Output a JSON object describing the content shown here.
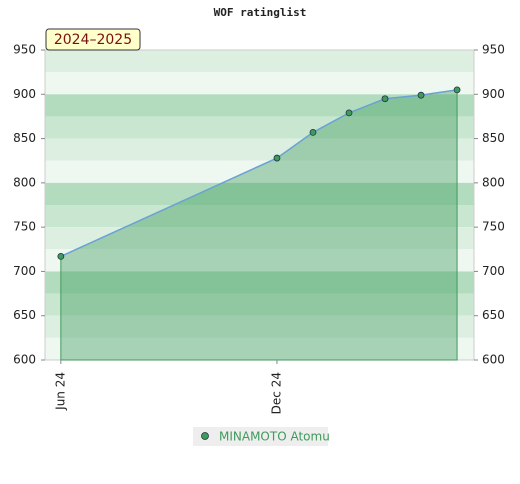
{
  "chart_data": {
    "type": "area",
    "title": "WOF ratinglist",
    "annotation": "2024–2025",
    "x": [
      0,
      6,
      7,
      8,
      9,
      10,
      11
    ],
    "xlim": [
      -0.44,
      11.47
    ],
    "xticks": [
      {
        "value": 0,
        "label": "Jun 24"
      },
      {
        "value": 6,
        "label": "Dec 24"
      }
    ],
    "series": [
      {
        "name": "MINAMOTO Atomu",
        "color": "#3f9a5c",
        "line_color": "#6aa2d6",
        "values": [
          717,
          828,
          857,
          879,
          895,
          899,
          905
        ]
      }
    ],
    "ylim": [
      600,
      950
    ],
    "yticks": [
      600,
      650,
      700,
      750,
      800,
      850,
      900,
      950
    ]
  }
}
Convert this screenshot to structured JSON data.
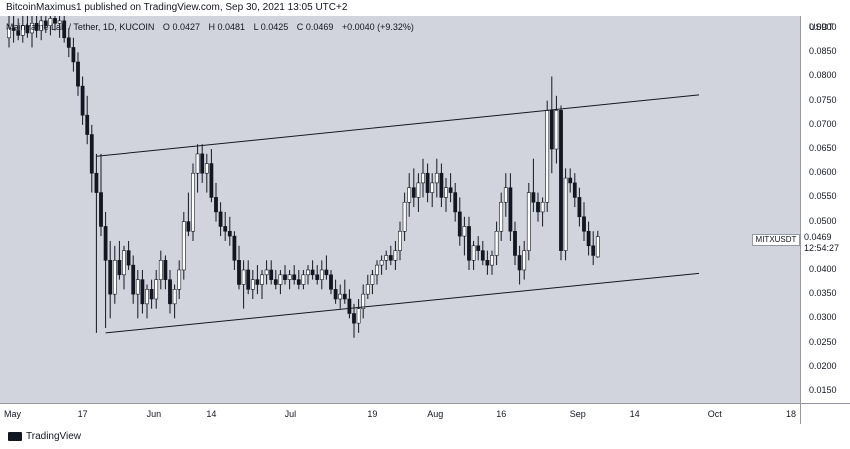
{
  "header": {
    "publish_text": "BitcoinMaximus1 published on TradingView.com, Sep 30, 2021 13:05 UTC+2"
  },
  "legend": {
    "series_title": "Mainframe Lab / Tether, 1D, KUCOIN",
    "open_label": "O",
    "open": "0.0427",
    "high_label": "H",
    "high": "0.0481",
    "low_label": "L",
    "low": "0.0425",
    "close_label": "C",
    "close": "0.0469",
    "change": "+0.0040 (+9.32%)"
  },
  "price_axis": {
    "unit": "USDT",
    "ticks": [
      "0.0900",
      "0.0850",
      "0.0800",
      "0.0750",
      "0.0700",
      "0.0650",
      "0.0600",
      "0.0550",
      "0.0500",
      "0.0450",
      "0.0400",
      "0.0350",
      "0.0300",
      "0.0250",
      "0.0200",
      "0.0150"
    ]
  },
  "time_axis": {
    "ticks": [
      "May",
      "17",
      "Jun",
      "14",
      "Jul",
      "19",
      "Aug",
      "16",
      "Sep",
      "14",
      "Oct",
      "18"
    ]
  },
  "symbol": "MITXUSDT",
  "last_price": {
    "value": "0.0469",
    "countdown": "12:54:27"
  },
  "footer": {
    "brand": "TradingView"
  },
  "colors": {
    "background": "#d1d4dc",
    "candle_up": "#ffffff",
    "candle_down": "#131722",
    "line": "#131722"
  },
  "chart_data": {
    "type": "candlestick",
    "title": "Mainframe Lab / Tether, 1D, KUCOIN",
    "ylabel": "USDT",
    "ylim": [
      0.0125,
      0.0925
    ],
    "x_ticks": [
      {
        "label": "May",
        "day": 0
      },
      {
        "label": "17",
        "day": 16
      },
      {
        "label": "Jun",
        "day": 31
      },
      {
        "label": "14",
        "day": 44
      },
      {
        "label": "Jul",
        "day": 61
      },
      {
        "label": "19",
        "day": 79
      },
      {
        "label": "Aug",
        "day": 92
      },
      {
        "label": "16",
        "day": 107
      },
      {
        "label": "Sep",
        "day": 123
      },
      {
        "label": "14",
        "day": 136
      },
      {
        "label": "Oct",
        "day": 153
      },
      {
        "label": "18",
        "day": 170
      }
    ],
    "candles": [
      [
        0.088,
        0.0925,
        0.086,
        0.09
      ],
      [
        0.09,
        0.0925,
        0.087,
        0.0895
      ],
      [
        0.0895,
        0.092,
        0.0875,
        0.0885
      ],
      [
        0.0885,
        0.0925,
        0.087,
        0.0905
      ],
      [
        0.0905,
        0.0925,
        0.088,
        0.089
      ],
      [
        0.089,
        0.0925,
        0.086,
        0.091
      ],
      [
        0.091,
        0.0925,
        0.088,
        0.0895
      ],
      [
        0.0895,
        0.0925,
        0.0875,
        0.0915
      ],
      [
        0.0915,
        0.0925,
        0.089,
        0.0905
      ],
      [
        0.0905,
        0.0925,
        0.0885,
        0.092
      ],
      [
        0.092,
        0.0925,
        0.0895,
        0.091
      ],
      [
        0.091,
        0.0925,
        0.088,
        0.0915
      ],
      [
        0.0915,
        0.0925,
        0.087,
        0.088
      ],
      [
        0.088,
        0.09,
        0.084,
        0.086
      ],
      [
        0.086,
        0.088,
        0.081,
        0.083
      ],
      [
        0.083,
        0.085,
        0.076,
        0.078
      ],
      [
        0.078,
        0.08,
        0.07,
        0.072
      ],
      [
        0.072,
        0.076,
        0.066,
        0.068
      ],
      [
        0.068,
        0.07,
        0.056,
        0.06
      ],
      [
        0.06,
        0.064,
        0.027,
        0.056
      ],
      [
        0.056,
        0.064,
        0.047,
        0.049
      ],
      [
        0.049,
        0.052,
        0.028,
        0.042
      ],
      [
        0.042,
        0.046,
        0.03,
        0.035
      ],
      [
        0.035,
        0.045,
        0.033,
        0.042
      ],
      [
        0.042,
        0.046,
        0.038,
        0.039
      ],
      [
        0.039,
        0.045,
        0.036,
        0.044
      ],
      [
        0.044,
        0.046,
        0.04,
        0.041
      ],
      [
        0.041,
        0.043,
        0.033,
        0.035
      ],
      [
        0.035,
        0.04,
        0.03,
        0.038
      ],
      [
        0.038,
        0.04,
        0.031,
        0.033
      ],
      [
        0.033,
        0.037,
        0.03,
        0.036
      ],
      [
        0.036,
        0.038,
        0.032,
        0.034
      ],
      [
        0.034,
        0.04,
        0.032,
        0.038
      ],
      [
        0.038,
        0.044,
        0.036,
        0.042
      ],
      [
        0.042,
        0.043,
        0.036,
        0.038
      ],
      [
        0.038,
        0.04,
        0.031,
        0.033
      ],
      [
        0.033,
        0.037,
        0.03,
        0.036
      ],
      [
        0.036,
        0.042,
        0.034,
        0.04
      ],
      [
        0.04,
        0.052,
        0.038,
        0.05
      ],
      [
        0.05,
        0.056,
        0.047,
        0.048
      ],
      [
        0.048,
        0.062,
        0.046,
        0.06
      ],
      [
        0.06,
        0.066,
        0.056,
        0.064
      ],
      [
        0.064,
        0.066,
        0.058,
        0.06
      ],
      [
        0.06,
        0.064,
        0.056,
        0.062
      ],
      [
        0.062,
        0.065,
        0.054,
        0.055
      ],
      [
        0.055,
        0.058,
        0.05,
        0.052
      ],
      [
        0.052,
        0.054,
        0.047,
        0.049
      ],
      [
        0.049,
        0.052,
        0.046,
        0.048
      ],
      [
        0.048,
        0.051,
        0.045,
        0.047
      ],
      [
        0.047,
        0.048,
        0.04,
        0.042
      ],
      [
        0.042,
        0.045,
        0.036,
        0.037
      ],
      [
        0.037,
        0.042,
        0.032,
        0.04
      ],
      [
        0.04,
        0.042,
        0.035,
        0.036
      ],
      [
        0.036,
        0.04,
        0.034,
        0.038
      ],
      [
        0.038,
        0.041,
        0.035,
        0.037
      ],
      [
        0.037,
        0.04,
        0.034,
        0.039
      ],
      [
        0.039,
        0.042,
        0.037,
        0.04
      ],
      [
        0.04,
        0.042,
        0.037,
        0.038
      ],
      [
        0.038,
        0.04,
        0.036,
        0.037
      ],
      [
        0.037,
        0.04,
        0.035,
        0.039
      ],
      [
        0.039,
        0.041,
        0.037,
        0.038
      ],
      [
        0.038,
        0.04,
        0.036,
        0.039
      ],
      [
        0.039,
        0.041,
        0.037,
        0.038
      ],
      [
        0.038,
        0.04,
        0.036,
        0.037
      ],
      [
        0.037,
        0.04,
        0.036,
        0.039
      ],
      [
        0.039,
        0.041,
        0.037,
        0.04
      ],
      [
        0.04,
        0.042,
        0.038,
        0.039
      ],
      [
        0.039,
        0.041,
        0.037,
        0.038
      ],
      [
        0.038,
        0.042,
        0.036,
        0.04
      ],
      [
        0.04,
        0.043,
        0.038,
        0.039
      ],
      [
        0.039,
        0.04,
        0.035,
        0.036
      ],
      [
        0.036,
        0.038,
        0.033,
        0.034
      ],
      [
        0.034,
        0.037,
        0.032,
        0.035
      ],
      [
        0.035,
        0.038,
        0.033,
        0.034
      ],
      [
        0.034,
        0.036,
        0.03,
        0.031
      ],
      [
        0.031,
        0.033,
        0.026,
        0.029
      ],
      [
        0.029,
        0.034,
        0.027,
        0.032
      ],
      [
        0.032,
        0.037,
        0.03,
        0.035
      ],
      [
        0.035,
        0.039,
        0.034,
        0.037
      ],
      [
        0.037,
        0.04,
        0.035,
        0.039
      ],
      [
        0.039,
        0.042,
        0.037,
        0.041
      ],
      [
        0.041,
        0.043,
        0.039,
        0.042
      ],
      [
        0.042,
        0.044,
        0.04,
        0.043
      ],
      [
        0.043,
        0.045,
        0.041,
        0.042
      ],
      [
        0.042,
        0.046,
        0.04,
        0.044
      ],
      [
        0.044,
        0.05,
        0.042,
        0.048
      ],
      [
        0.048,
        0.056,
        0.046,
        0.054
      ],
      [
        0.054,
        0.06,
        0.051,
        0.057
      ],
      [
        0.057,
        0.061,
        0.053,
        0.055
      ],
      [
        0.055,
        0.06,
        0.052,
        0.058
      ],
      [
        0.058,
        0.063,
        0.055,
        0.06
      ],
      [
        0.06,
        0.062,
        0.054,
        0.056
      ],
      [
        0.056,
        0.06,
        0.053,
        0.058
      ],
      [
        0.058,
        0.063,
        0.055,
        0.06
      ],
      [
        0.06,
        0.062,
        0.053,
        0.055
      ],
      [
        0.055,
        0.059,
        0.052,
        0.057
      ],
      [
        0.057,
        0.06,
        0.054,
        0.056
      ],
      [
        0.056,
        0.058,
        0.05,
        0.052
      ],
      [
        0.052,
        0.055,
        0.045,
        0.047
      ],
      [
        0.047,
        0.051,
        0.043,
        0.049
      ],
      [
        0.049,
        0.051,
        0.04,
        0.042
      ],
      [
        0.042,
        0.046,
        0.04,
        0.045
      ],
      [
        0.045,
        0.047,
        0.042,
        0.044
      ],
      [
        0.044,
        0.046,
        0.041,
        0.042
      ],
      [
        0.042,
        0.044,
        0.039,
        0.041
      ],
      [
        0.041,
        0.044,
        0.039,
        0.043
      ],
      [
        0.043,
        0.05,
        0.041,
        0.048
      ],
      [
        0.048,
        0.056,
        0.046,
        0.054
      ],
      [
        0.054,
        0.06,
        0.051,
        0.057
      ],
      [
        0.057,
        0.06,
        0.046,
        0.048
      ],
      [
        0.048,
        0.05,
        0.041,
        0.043
      ],
      [
        0.043,
        0.045,
        0.037,
        0.04
      ],
      [
        0.04,
        0.046,
        0.038,
        0.044
      ],
      [
        0.044,
        0.058,
        0.042,
        0.056
      ],
      [
        0.056,
        0.063,
        0.052,
        0.054
      ],
      [
        0.054,
        0.056,
        0.05,
        0.052
      ],
      [
        0.052,
        0.055,
        0.049,
        0.054
      ],
      [
        0.054,
        0.075,
        0.052,
        0.073
      ],
      [
        0.073,
        0.08,
        0.06,
        0.065
      ],
      [
        0.065,
        0.076,
        0.062,
        0.073
      ],
      [
        0.073,
        0.074,
        0.042,
        0.044
      ],
      [
        0.044,
        0.061,
        0.042,
        0.059
      ],
      [
        0.059,
        0.061,
        0.056,
        0.058
      ],
      [
        0.058,
        0.06,
        0.053,
        0.055
      ],
      [
        0.055,
        0.057,
        0.049,
        0.051
      ],
      [
        0.051,
        0.054,
        0.046,
        0.048
      ],
      [
        0.048,
        0.05,
        0.043,
        0.045
      ],
      [
        0.045,
        0.048,
        0.041,
        0.043
      ],
      [
        0.0427,
        0.0481,
        0.0425,
        0.0469
      ]
    ],
    "trendlines": [
      {
        "points": [
          [
            19,
            0.0635
          ],
          [
            150,
            0.0762
          ]
        ]
      },
      {
        "points": [
          [
            21,
            0.027
          ],
          [
            150,
            0.0393
          ]
        ]
      }
    ]
  }
}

_ _ _

Find every line that has "KUCOIN" in it, then return those lines.

    "series_title": "Mainframe Lab / Tether, 1D, KUCOIN",
    "title": "Mainframe Lab / Tether, 1D, KUCOIN",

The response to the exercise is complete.